[Stored data entries]
- - - - -
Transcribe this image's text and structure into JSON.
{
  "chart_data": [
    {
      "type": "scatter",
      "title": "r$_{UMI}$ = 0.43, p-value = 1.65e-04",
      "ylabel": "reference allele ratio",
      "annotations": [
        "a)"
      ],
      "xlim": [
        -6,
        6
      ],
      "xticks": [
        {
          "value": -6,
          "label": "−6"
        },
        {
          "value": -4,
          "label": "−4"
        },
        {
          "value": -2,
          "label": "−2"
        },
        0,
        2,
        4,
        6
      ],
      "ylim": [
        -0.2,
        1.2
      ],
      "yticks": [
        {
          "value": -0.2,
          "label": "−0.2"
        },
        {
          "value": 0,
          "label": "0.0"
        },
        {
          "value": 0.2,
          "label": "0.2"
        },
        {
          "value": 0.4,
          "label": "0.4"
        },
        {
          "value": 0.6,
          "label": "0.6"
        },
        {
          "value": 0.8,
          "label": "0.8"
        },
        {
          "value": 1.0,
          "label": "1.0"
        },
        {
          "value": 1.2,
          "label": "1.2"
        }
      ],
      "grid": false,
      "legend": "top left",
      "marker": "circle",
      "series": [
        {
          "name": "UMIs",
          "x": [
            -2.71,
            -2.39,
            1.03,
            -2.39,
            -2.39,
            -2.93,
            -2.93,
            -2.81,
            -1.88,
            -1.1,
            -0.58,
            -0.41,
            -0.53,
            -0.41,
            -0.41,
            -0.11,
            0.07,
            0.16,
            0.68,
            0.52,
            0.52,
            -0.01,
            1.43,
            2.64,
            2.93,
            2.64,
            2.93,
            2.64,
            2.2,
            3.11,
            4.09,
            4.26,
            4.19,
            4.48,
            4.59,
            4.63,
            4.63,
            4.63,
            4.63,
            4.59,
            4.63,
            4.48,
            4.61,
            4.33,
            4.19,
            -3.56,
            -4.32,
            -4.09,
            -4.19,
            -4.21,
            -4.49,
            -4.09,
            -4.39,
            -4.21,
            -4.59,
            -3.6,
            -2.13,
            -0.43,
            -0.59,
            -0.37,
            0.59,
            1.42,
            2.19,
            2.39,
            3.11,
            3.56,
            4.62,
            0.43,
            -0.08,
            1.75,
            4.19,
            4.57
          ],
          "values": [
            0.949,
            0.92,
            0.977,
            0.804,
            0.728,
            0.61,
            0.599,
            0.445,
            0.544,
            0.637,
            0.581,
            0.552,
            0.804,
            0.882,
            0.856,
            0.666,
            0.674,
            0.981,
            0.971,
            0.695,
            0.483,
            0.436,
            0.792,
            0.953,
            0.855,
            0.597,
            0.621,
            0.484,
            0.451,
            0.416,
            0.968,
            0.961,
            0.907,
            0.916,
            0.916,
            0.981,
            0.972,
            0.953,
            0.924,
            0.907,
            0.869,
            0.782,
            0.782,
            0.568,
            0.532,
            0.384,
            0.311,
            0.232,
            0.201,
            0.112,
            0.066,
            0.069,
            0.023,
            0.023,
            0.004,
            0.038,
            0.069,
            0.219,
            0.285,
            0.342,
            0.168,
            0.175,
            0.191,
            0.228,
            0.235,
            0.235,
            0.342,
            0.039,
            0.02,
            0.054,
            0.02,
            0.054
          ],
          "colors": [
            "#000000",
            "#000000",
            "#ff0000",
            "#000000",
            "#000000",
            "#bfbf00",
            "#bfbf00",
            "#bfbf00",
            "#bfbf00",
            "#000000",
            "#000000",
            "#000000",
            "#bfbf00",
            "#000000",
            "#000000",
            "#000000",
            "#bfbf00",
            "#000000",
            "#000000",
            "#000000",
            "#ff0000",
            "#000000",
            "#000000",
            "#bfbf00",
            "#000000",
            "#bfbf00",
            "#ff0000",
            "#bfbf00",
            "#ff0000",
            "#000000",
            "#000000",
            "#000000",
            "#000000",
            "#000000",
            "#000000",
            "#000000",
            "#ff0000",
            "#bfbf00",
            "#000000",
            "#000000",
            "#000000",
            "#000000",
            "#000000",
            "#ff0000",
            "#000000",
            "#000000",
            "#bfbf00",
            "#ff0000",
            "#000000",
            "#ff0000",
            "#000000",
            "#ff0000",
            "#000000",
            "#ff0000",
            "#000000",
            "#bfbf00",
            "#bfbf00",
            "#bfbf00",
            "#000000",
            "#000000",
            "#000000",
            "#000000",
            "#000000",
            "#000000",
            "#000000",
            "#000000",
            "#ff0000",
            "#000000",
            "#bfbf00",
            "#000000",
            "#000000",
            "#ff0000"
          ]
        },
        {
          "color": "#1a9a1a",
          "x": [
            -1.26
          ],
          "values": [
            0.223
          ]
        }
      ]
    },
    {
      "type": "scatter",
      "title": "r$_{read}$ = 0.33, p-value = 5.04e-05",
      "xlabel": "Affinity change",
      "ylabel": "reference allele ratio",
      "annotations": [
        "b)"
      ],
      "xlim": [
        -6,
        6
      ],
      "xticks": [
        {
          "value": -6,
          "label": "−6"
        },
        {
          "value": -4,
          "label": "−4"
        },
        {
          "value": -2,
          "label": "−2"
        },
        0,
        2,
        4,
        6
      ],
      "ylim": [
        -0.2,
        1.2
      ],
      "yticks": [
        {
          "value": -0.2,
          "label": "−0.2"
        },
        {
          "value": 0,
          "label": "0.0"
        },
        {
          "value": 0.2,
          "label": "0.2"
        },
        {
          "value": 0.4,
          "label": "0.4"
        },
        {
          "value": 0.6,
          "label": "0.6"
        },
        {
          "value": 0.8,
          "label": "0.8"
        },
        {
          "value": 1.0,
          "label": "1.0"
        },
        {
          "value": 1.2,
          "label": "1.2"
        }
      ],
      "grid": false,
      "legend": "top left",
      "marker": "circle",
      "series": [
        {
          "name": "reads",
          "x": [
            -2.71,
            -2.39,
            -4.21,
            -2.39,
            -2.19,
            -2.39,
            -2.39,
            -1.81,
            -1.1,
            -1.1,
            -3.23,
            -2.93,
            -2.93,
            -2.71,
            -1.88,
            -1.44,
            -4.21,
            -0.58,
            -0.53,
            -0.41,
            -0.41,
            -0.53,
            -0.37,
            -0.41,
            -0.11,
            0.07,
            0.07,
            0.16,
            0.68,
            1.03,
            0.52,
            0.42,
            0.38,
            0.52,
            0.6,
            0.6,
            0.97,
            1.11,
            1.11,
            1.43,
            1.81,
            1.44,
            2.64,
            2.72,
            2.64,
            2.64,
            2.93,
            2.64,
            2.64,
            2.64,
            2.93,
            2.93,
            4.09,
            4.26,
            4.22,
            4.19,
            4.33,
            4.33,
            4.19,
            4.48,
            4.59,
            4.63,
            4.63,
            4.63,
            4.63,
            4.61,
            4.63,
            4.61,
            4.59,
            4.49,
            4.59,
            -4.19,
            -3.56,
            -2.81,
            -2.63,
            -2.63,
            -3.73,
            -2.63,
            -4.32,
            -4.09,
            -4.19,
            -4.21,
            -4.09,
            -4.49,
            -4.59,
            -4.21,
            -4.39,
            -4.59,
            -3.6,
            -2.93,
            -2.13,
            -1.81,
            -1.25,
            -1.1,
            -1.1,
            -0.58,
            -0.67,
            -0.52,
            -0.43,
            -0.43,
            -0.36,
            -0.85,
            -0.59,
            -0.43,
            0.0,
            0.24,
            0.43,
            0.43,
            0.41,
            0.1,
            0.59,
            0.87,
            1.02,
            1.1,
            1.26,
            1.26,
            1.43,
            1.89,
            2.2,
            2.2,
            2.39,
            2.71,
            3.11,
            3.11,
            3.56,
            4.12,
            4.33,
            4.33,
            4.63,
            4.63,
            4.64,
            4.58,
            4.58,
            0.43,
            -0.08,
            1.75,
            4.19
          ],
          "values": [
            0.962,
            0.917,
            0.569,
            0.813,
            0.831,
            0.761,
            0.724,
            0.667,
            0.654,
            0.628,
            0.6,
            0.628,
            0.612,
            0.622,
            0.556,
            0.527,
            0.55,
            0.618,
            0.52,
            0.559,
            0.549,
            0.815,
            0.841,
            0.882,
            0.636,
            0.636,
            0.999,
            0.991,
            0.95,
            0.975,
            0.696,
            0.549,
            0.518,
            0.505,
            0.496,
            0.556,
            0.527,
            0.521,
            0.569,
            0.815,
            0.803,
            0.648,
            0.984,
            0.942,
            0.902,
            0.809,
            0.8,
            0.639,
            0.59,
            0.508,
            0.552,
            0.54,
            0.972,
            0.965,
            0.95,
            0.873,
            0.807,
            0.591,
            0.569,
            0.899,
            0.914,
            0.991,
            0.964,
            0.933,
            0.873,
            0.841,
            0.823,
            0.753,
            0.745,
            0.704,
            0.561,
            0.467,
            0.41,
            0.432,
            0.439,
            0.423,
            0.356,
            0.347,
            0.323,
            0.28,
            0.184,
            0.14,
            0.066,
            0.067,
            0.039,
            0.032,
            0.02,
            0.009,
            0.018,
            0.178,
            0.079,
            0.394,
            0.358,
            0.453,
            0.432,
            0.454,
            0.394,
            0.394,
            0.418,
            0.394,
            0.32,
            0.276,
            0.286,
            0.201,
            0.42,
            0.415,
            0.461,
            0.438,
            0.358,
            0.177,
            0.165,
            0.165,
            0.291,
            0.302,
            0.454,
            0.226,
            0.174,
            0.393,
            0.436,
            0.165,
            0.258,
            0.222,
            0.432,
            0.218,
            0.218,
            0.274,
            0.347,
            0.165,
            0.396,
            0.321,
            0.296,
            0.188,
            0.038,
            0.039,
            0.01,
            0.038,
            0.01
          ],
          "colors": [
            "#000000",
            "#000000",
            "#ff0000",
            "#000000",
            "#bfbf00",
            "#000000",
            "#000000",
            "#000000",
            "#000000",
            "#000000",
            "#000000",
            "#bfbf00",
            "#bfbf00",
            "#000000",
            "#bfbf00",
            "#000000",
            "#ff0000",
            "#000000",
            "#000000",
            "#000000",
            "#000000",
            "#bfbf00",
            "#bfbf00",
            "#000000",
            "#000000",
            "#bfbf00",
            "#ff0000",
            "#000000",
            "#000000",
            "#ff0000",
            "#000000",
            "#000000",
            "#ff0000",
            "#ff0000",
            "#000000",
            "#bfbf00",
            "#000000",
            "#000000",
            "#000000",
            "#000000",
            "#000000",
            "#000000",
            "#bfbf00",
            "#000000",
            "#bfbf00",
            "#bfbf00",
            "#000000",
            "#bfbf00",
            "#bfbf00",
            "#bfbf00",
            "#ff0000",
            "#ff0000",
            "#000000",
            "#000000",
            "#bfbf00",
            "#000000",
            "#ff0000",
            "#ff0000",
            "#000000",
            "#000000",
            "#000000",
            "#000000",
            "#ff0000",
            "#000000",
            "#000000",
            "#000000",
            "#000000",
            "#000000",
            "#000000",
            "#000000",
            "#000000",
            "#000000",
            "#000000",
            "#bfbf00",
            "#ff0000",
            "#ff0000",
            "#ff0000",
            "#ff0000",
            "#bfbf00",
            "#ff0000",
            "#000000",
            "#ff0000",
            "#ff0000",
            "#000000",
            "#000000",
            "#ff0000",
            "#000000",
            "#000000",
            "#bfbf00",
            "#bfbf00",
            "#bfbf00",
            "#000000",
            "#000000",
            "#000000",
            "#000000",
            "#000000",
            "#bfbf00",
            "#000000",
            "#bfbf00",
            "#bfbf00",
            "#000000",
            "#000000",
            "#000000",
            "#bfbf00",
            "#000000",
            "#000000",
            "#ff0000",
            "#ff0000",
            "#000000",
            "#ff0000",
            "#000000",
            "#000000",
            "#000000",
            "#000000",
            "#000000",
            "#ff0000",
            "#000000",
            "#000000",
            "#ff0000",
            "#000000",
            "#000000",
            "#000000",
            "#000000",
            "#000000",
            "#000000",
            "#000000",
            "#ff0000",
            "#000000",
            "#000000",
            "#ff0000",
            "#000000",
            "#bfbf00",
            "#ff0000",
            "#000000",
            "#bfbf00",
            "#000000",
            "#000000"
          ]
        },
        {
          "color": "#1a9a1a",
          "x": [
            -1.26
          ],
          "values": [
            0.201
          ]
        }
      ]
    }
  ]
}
- - - - -
• _WHAT YOU ARE ASKED TO DO_:
List each line of the entries that holds the string "title".

• _RESPONSE BELOW_:
      "title": "r$_{UMI}$ = 0.43, p-value = 1.65e-04",
      "title": "r$_{read}$ = 0.33, p-value = 5.04e-05",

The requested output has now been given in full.